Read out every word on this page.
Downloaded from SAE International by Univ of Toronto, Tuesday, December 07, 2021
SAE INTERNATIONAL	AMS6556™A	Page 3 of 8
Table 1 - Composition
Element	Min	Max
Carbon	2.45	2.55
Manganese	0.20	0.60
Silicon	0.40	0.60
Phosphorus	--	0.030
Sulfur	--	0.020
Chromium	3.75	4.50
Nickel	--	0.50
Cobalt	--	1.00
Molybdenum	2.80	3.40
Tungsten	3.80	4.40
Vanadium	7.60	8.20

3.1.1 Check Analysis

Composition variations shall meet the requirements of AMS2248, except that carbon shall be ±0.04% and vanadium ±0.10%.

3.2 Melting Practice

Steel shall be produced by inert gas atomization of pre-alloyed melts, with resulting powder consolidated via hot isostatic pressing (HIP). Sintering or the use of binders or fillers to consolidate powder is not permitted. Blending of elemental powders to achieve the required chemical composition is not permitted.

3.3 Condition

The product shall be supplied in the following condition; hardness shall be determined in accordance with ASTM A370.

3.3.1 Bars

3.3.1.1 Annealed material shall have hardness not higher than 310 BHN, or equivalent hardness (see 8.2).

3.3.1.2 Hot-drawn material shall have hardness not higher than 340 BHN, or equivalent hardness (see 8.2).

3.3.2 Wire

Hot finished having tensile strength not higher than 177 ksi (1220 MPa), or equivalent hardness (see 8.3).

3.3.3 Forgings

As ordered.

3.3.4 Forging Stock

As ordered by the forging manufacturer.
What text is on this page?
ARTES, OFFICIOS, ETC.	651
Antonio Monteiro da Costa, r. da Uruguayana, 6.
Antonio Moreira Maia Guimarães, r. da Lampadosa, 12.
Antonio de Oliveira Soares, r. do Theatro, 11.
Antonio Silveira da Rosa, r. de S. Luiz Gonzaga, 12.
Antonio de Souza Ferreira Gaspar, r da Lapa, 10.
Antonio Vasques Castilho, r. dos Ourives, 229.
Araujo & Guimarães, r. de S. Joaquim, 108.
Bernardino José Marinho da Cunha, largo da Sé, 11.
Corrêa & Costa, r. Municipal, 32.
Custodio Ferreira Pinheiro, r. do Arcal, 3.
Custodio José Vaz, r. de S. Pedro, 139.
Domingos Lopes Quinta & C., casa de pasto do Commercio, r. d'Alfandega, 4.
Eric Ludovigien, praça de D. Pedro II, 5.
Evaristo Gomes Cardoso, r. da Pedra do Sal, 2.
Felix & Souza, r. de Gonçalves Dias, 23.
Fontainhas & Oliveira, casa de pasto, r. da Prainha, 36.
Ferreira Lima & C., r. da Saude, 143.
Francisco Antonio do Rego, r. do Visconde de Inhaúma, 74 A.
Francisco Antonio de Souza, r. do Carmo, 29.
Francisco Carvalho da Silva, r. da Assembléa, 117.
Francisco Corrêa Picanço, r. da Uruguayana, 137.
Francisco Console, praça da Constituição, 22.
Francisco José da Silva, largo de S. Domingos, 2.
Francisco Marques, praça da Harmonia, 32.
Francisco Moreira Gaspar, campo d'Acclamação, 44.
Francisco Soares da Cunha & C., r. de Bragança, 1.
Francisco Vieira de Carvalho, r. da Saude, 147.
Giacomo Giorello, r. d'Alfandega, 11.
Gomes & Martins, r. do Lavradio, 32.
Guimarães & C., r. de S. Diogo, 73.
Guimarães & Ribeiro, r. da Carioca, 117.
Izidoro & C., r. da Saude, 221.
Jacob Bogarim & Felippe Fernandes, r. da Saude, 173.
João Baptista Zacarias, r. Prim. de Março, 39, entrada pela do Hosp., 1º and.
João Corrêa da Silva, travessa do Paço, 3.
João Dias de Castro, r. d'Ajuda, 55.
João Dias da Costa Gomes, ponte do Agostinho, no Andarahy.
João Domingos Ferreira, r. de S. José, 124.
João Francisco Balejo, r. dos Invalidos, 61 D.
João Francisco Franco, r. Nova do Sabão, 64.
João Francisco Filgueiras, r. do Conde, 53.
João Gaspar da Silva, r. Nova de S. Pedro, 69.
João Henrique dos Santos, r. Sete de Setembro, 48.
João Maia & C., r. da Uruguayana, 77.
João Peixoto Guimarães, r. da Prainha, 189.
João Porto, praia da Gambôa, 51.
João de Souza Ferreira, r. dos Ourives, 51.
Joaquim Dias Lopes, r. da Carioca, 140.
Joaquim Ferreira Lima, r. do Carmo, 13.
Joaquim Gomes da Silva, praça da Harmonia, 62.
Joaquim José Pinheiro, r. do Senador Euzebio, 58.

—————

## [GIVEN INSTRUCTION]
Retype the material above, line by line, exactly.

## [RESULT OF THIS TASK]
Read out every word on this page.
Downloaded from SAE International by Univ of Toronto, Tuesday, December 07, 2021
SAE INTERNATIONAL	AMS6556™A	Page 3 of 8
Table 1 - Composition
Element	Min	Max
Carbon	2.45	2.55
Manganese	0.20	0.60
Silicon	0.40	0.60
Phosphorus	--	0.030
Sulfur	--	0.020
Chromium	3.75	4.50
Nickel	--	0.50
Cobalt	--	1.00
Molybdenum	2.80	3.40
Tungsten	3.80	4.40
Vanadium	7.60	8.20

3.1.1 Check Analysis

Composition variations shall meet the requirements of AMS2248, except that carbon shall be ±0.04% and vanadium ±0.10%.

3.2 Melting Practice

Steel shall be produced by inert gas atomization of pre-alloyed melts, with resulting powder consolidated via hot isostatic pressing (HIP). Sintering or the use of binders or fillers to consolidate powder is not permitted. Blending of elemental powders to achieve the required chemical composition is not permitted.

3.3 Condition

The product shall be supplied in the following condition; hardness shall be determined in accordance with ASTM A370.

3.3.1 Bars

3.3.1.1 Annealed material shall have hardness not higher than 310 BHN, or equivalent hardness (see 8.2).

3.3.1.2 Hot-drawn material shall have hardness not higher than 340 BHN, or equivalent hardness (see 8.2).

3.3.2 Wire

Hot finished having tensile strength not higher than 177 ksi (1220 MPa), or equivalent hardness (see 8.3).

3.3.3 Forgings

As ordered.

3.3.4 Forging Stock

As ordered by the forging manufacturer.
What text is on this page?
ARTES, OFFICIOS, ETC.	651
Antonio Monteiro da Costa, r. da Uruguayana, 6.
Antonio Moreira Maia Guimarães, r. da Lampadosa, 12.
Antonio de Oliveira Soares, r. do Theatro, 11.
Antonio Silveira da Rosa, r. de S. Luiz Gonzaga, 12.
Antonio de Souza Ferreira Gaspar, r da Lapa, 10.
Antonio Vasques Castilho, r. dos Ourives, 229.
Araujo & Guimarães, r. de S. Joaquim, 108.
Bernardino José Marinho da Cunha, largo da Sé, 11.
Corrêa & Costa, r. Municipal, 32.
Custodio Ferreira Pinheiro, r. do Arcal, 3.
Custodio José Vaz, r. de S. Pedro, 139.
Domingos Lopes Quinta & C., casa de pasto do Commercio, r. d'Alfandega, 4.
Eric Ludovigien, praça de D. Pedro II, 5.
Evaristo Gomes Cardoso, r. da Pedra do Sal, 2.
Felix & Souza, r. de Gonçalves Dias, 23.
Fontainhas & Oliveira, casa de pasto, r. da Prainha, 36.
Ferreira Lima & C., r. da Saude, 143.
Francisco Antonio do Rego, r. do Visconde de Inhaúma, 74 A.
Francisco Antonio de Souza, r. do Carmo, 29.
Francisco Carvalho da Silva, r. da Assembléa, 117.
Francisco Corrêa Picanço, r. da Uruguayana, 137.
Francisco Console, praça da Constituição, 22.
Francisco José da Silva, largo de S. Domingos, 2.
Francisco Marques, praça da Harmonia, 32.
Francisco Moreira Gaspar, campo d'Acclamação, 44.
Francisco Soares da Cunha & C., r. de Bragança, 1.
Francisco Vieira de Carvalho, r. da Saude, 147.
Giacomo Giorello, r. d'Alfandega, 11.
Gomes & Martins, r. do Lavradio, 32.
Guimarães & C., r. de S. Diogo, 73.
Guimarães & Ribeiro, r. da Carioca, 117.
Izidoro & C., r. da Saude, 221.
Jacob Bogarim & Felippe Fernandes, r. da Saude, 173.
João Baptista Zacarias, r. Prim. de Março, 39, entrada pela do Hosp., 1º and.
João Corrêa da Silva, travessa do Paço, 3.
João Dias de Castro, r. d'Ajuda, 55.
João Dias da Costa Gomes, ponte do Agostinho, no Andarahy.
João Domingos Ferreira, r. de S. José, 124.
João Francisco Balejo, r. dos Invalidos, 61 D.
João Francisco Franco, r. Nova do Sabão, 64.
João Francisco Filgueiras, r. do Conde, 53.
João Gaspar da Silva, r. Nova de S. Pedro, 69.
João Henrique dos Santos, r. Sete de Setembro, 48.
João Maia & C., r. da Uruguayana, 77.
João Peixoto Guimarães, r. da Prainha, 189.
João Porto, praia da Gambôa, 51.
João de Souza Ferreira, r. dos Ourives, 51.
Joaquim Dias Lopes, r. da Carioca, 140.
Joaquim Ferreira Lima, r. do Carmo, 13.
Joaquim Gomes da Silva, praça da Harmonia, 62.
Joaquim José Pinheiro, r. do Senador Euzebio, 58.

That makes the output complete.